» BRIEF:
Make an exact copy of all the entries, with the pictures left out.

» INPUT ROWS:
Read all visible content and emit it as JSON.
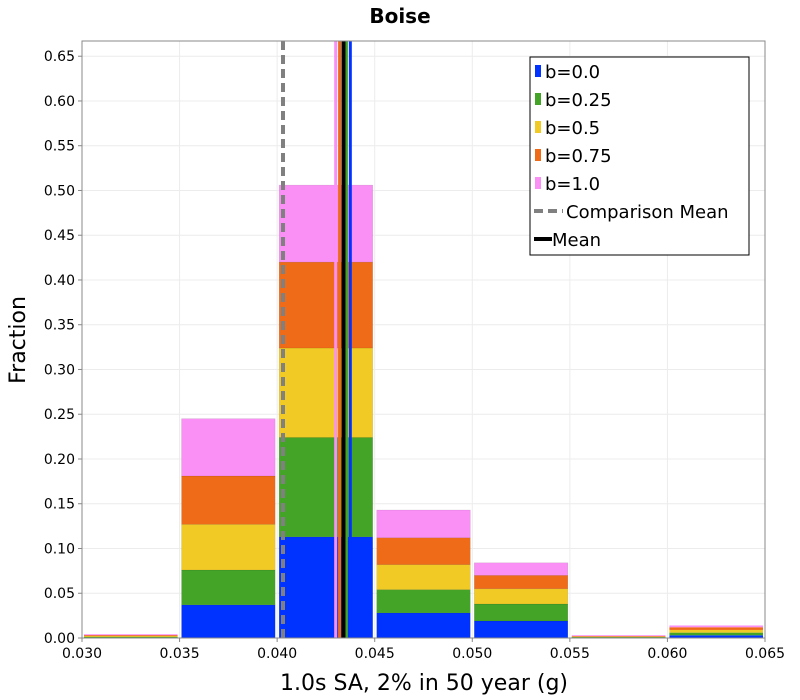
{
  "chart_data": {
    "type": "bar",
    "title": "Boise",
    "xlabel": "1.0s SA, 2% in 50 year (g)",
    "ylabel": "Fraction",
    "xlim": [
      0.03,
      0.065
    ],
    "ylim": [
      0.0,
      0.667
    ],
    "x_ticks": [
      "0.030",
      "0.035",
      "0.040",
      "0.045",
      "0.050",
      "0.055",
      "0.060",
      "0.065"
    ],
    "y_ticks": [
      "0.00",
      "0.05",
      "0.10",
      "0.15",
      "0.20",
      "0.25",
      "0.30",
      "0.35",
      "0.40",
      "0.45",
      "0.50",
      "0.55",
      "0.60",
      "0.65"
    ],
    "grid": true,
    "legend_position": "top-right",
    "bin_width": 0.005,
    "bins": [
      0.0325,
      0.0375,
      0.0425,
      0.0475,
      0.0525,
      0.0575,
      0.0625
    ],
    "stacked": true,
    "series": [
      {
        "name": "b=0.0",
        "color": "#0033ff",
        "values": [
          0.0005,
          0.037,
          0.113,
          0.028,
          0.019,
          0.0005,
          0.003
        ]
      },
      {
        "name": "b=0.25",
        "color": "#44a428",
        "values": [
          0.0008,
          0.039,
          0.111,
          0.026,
          0.019,
          0.0005,
          0.003
        ]
      },
      {
        "name": "b=0.5",
        "color": "#f2ca26",
        "values": [
          0.0009,
          0.051,
          0.1,
          0.028,
          0.017,
          0.0005,
          0.003
        ]
      },
      {
        "name": "b=0.75",
        "color": "#f06b18",
        "values": [
          0.0009,
          0.054,
          0.096,
          0.03,
          0.015,
          0.0005,
          0.003
        ]
      },
      {
        "name": "b=1.0",
        "color": "#fa8ff5",
        "values": [
          0.0009,
          0.064,
          0.086,
          0.031,
          0.014,
          0.0005,
          0.002
        ]
      }
    ],
    "mean_lines": [
      {
        "color": "#fa8ff5",
        "x": 0.043
      },
      {
        "color": "#f06b18",
        "x": 0.0432
      },
      {
        "color": "#f2ca26",
        "x": 0.0434
      },
      {
        "color": "#44a428",
        "x": 0.04355
      },
      {
        "color": "#0033ff",
        "x": 0.04375
      }
    ],
    "comparison_mean": {
      "name": "Comparison Mean",
      "x": 0.0403,
      "color": "#808080"
    },
    "mean": {
      "name": "Mean",
      "x": 0.0434,
      "color": "#000000"
    }
  }
}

» RESULT BELOW:
Read all visible content and emit it as JSON.
{
  "chart_data": {
    "type": "bar",
    "title": "Boise",
    "xlabel": "1.0s SA, 2% in 50 year (g)",
    "ylabel": "Fraction",
    "xlim": [
      0.03,
      0.065
    ],
    "ylim": [
      0.0,
      0.667
    ],
    "x_ticks": [
      "0.030",
      "0.035",
      "0.040",
      "0.045",
      "0.050",
      "0.055",
      "0.060",
      "0.065"
    ],
    "y_ticks": [
      "0.00",
      "0.05",
      "0.10",
      "0.15",
      "0.20",
      "0.25",
      "0.30",
      "0.35",
      "0.40",
      "0.45",
      "0.50",
      "0.55",
      "0.60",
      "0.65"
    ],
    "grid": true,
    "legend_position": "top-right",
    "bin_width": 0.005,
    "bins": [
      0.0325,
      0.0375,
      0.0425,
      0.0475,
      0.0525,
      0.0575,
      0.0625
    ],
    "stacked": true,
    "series": [
      {
        "name": "b=0.0",
        "color": "#0033ff",
        "values": [
          0.0005,
          0.037,
          0.113,
          0.028,
          0.019,
          0.0005,
          0.003
        ]
      },
      {
        "name": "b=0.25",
        "color": "#44a428",
        "values": [
          0.0008,
          0.039,
          0.111,
          0.026,
          0.019,
          0.0005,
          0.003
        ]
      },
      {
        "name": "b=0.5",
        "color": "#f2ca26",
        "values": [
          0.0009,
          0.051,
          0.1,
          0.028,
          0.017,
          0.0005,
          0.003
        ]
      },
      {
        "name": "b=0.75",
        "color": "#f06b18",
        "values": [
          0.0009,
          0.054,
          0.096,
          0.03,
          0.015,
          0.0005,
          0.003
        ]
      },
      {
        "name": "b=1.0",
        "color": "#fa8ff5",
        "values": [
          0.0009,
          0.064,
          0.086,
          0.031,
          0.014,
          0.0005,
          0.002
        ]
      }
    ],
    "mean_lines": [
      {
        "color": "#fa8ff5",
        "x": 0.043
      },
      {
        "color": "#f06b18",
        "x": 0.0432
      },
      {
        "color": "#f2ca26",
        "x": 0.0434
      },
      {
        "color": "#44a428",
        "x": 0.04355
      },
      {
        "color": "#0033ff",
        "x": 0.04375
      }
    ],
    "comparison_mean": {
      "name": "Comparison Mean",
      "x": 0.0403,
      "color": "#808080"
    },
    "mean": {
      "name": "Mean",
      "x": 0.0434,
      "color": "#000000"
    }
  }
}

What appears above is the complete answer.